§ REQUIRED TASK: Copy all lines in which the word "detected" can be found.

§ RECORDED DATA:
— BEGIN —
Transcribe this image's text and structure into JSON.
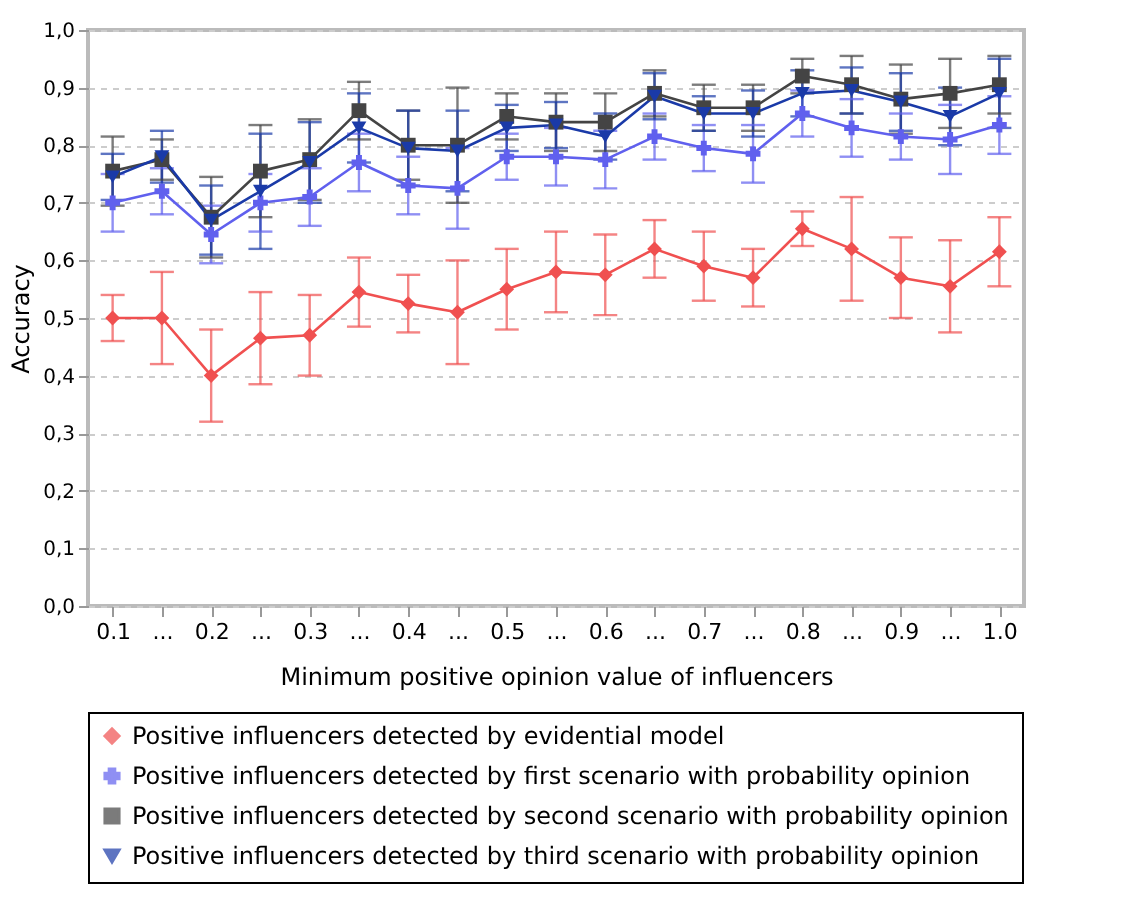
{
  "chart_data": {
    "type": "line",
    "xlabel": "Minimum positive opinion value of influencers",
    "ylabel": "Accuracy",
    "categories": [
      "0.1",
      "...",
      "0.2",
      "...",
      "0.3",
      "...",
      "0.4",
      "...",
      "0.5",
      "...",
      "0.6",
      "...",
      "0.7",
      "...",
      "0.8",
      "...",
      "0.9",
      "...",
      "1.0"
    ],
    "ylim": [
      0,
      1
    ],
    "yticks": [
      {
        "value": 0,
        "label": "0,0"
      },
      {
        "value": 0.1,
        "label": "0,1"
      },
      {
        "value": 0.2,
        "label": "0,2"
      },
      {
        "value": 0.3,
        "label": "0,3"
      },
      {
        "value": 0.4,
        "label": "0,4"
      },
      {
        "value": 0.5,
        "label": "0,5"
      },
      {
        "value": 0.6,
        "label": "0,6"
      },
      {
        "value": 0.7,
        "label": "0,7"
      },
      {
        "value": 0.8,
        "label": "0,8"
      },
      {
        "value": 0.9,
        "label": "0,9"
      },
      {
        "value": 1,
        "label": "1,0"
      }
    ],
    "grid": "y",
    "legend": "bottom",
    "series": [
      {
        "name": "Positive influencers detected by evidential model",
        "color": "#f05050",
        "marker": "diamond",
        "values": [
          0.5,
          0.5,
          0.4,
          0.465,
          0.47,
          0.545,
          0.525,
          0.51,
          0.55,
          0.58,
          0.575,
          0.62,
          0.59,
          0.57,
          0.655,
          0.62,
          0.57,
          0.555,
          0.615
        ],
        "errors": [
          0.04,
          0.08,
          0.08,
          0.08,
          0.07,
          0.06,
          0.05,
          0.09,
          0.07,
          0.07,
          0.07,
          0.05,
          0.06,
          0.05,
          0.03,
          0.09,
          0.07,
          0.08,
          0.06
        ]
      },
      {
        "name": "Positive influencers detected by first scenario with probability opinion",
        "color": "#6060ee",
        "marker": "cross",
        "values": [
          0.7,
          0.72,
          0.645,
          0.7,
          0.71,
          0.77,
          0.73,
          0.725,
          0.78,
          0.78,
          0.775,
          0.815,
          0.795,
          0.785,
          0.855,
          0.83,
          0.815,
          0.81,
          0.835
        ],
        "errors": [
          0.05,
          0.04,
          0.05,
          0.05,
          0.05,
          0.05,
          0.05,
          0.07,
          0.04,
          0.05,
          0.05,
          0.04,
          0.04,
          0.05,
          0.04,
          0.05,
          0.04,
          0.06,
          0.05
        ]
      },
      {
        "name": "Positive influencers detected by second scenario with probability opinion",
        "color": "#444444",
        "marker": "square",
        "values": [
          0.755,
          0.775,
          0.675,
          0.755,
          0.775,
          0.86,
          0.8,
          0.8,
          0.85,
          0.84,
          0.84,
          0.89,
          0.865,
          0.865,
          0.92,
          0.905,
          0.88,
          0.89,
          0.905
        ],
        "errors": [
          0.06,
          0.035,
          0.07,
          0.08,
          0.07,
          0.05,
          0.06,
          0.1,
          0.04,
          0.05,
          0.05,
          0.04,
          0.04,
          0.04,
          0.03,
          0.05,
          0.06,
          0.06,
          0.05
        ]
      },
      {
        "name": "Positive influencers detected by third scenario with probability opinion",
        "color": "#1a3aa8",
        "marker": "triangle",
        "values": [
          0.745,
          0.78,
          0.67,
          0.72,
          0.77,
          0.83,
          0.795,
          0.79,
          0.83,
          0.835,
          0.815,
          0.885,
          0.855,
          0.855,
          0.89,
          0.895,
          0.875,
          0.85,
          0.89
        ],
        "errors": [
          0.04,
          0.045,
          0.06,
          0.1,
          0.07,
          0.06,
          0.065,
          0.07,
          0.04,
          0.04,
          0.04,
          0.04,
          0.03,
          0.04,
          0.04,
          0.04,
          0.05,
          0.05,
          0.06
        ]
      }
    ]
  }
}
— END —
§ COMPLETE ANSWER:
        "name": "Positive influencers detected by evidential model",
        "name": "Positive influencers detected by first scenario with probability opinion",
        "name": "Positive influencers detected by second scenario with probability opinion",
        "name": "Positive influencers detected by third scenario with probability opinion",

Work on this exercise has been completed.